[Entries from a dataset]
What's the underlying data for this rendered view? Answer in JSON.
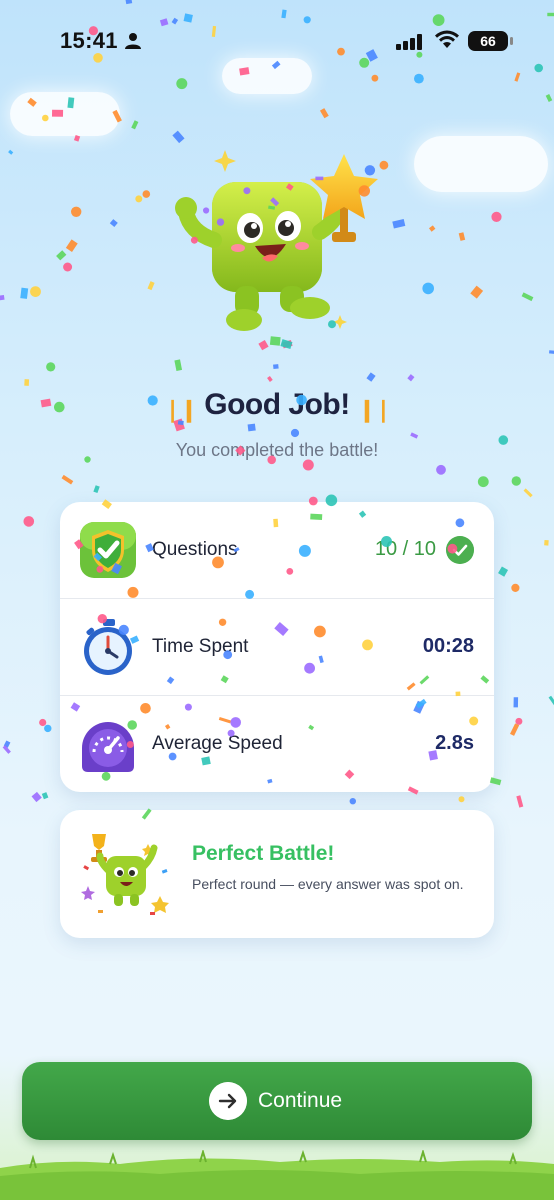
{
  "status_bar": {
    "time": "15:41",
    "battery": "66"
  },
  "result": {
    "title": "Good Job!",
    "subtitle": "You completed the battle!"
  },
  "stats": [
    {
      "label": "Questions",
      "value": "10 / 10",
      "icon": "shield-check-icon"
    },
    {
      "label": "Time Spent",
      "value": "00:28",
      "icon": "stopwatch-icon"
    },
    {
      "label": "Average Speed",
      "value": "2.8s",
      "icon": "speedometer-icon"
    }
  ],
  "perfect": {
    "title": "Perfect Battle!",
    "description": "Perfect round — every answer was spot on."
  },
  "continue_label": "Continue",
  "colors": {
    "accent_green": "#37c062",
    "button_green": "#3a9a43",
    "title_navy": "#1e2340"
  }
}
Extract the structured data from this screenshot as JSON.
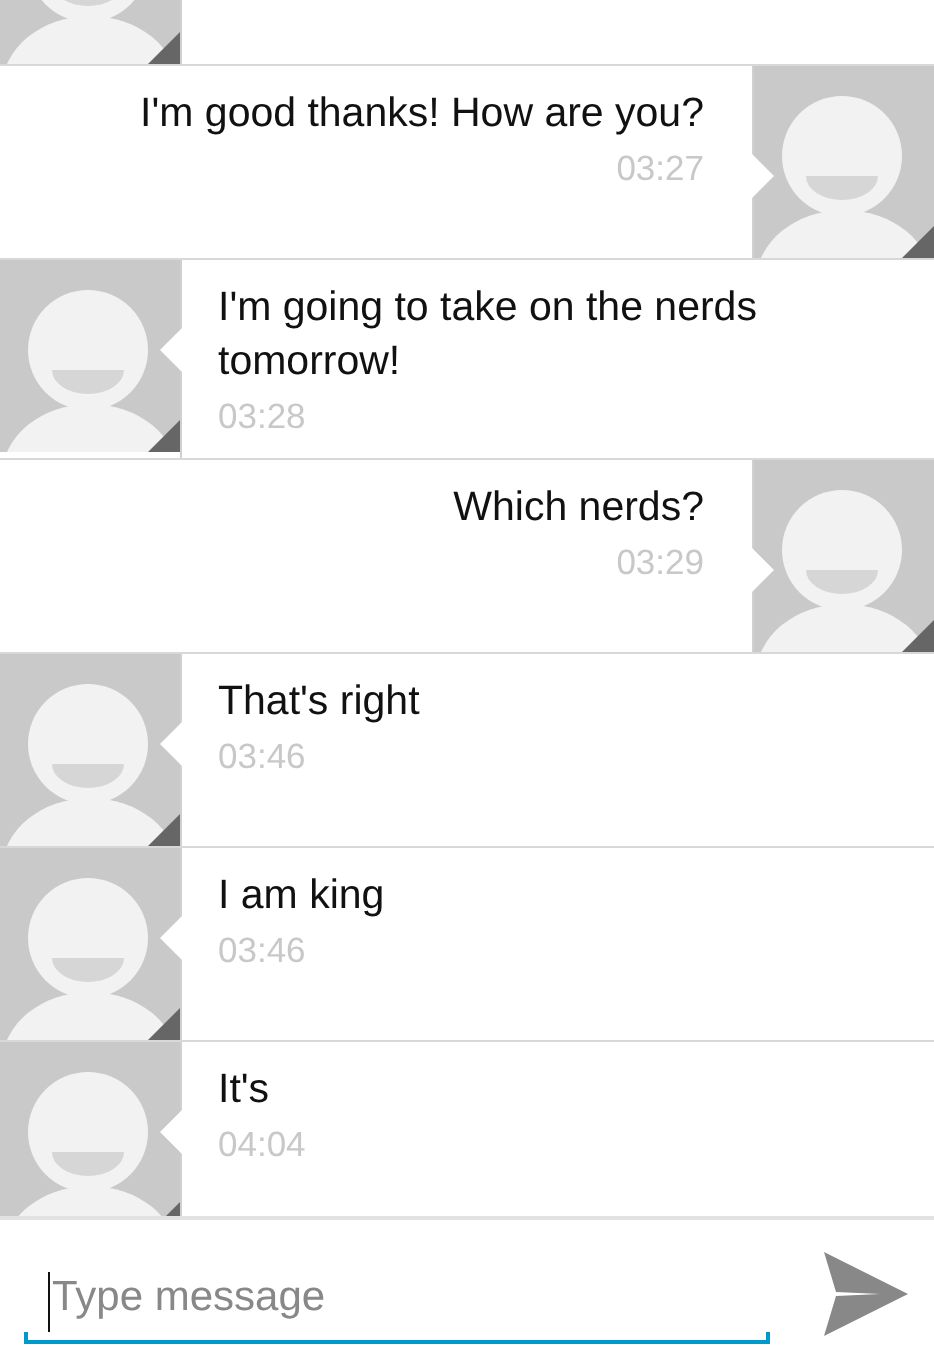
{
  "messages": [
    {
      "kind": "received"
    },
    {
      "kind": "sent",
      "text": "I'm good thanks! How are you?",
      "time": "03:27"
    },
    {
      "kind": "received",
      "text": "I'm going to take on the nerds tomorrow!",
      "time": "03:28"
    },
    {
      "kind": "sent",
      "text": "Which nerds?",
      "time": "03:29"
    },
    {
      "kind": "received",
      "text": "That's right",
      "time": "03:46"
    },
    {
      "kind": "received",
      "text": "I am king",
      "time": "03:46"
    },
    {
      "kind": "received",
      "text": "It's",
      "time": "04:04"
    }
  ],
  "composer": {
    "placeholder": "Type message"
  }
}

* Exercise task
Copy each line of the data above that holds "icon".

* Reply to the task
      "icon": "shield-check-icon"
      "icon": "stopwatch-icon"
      "icon": "speedometer-icon"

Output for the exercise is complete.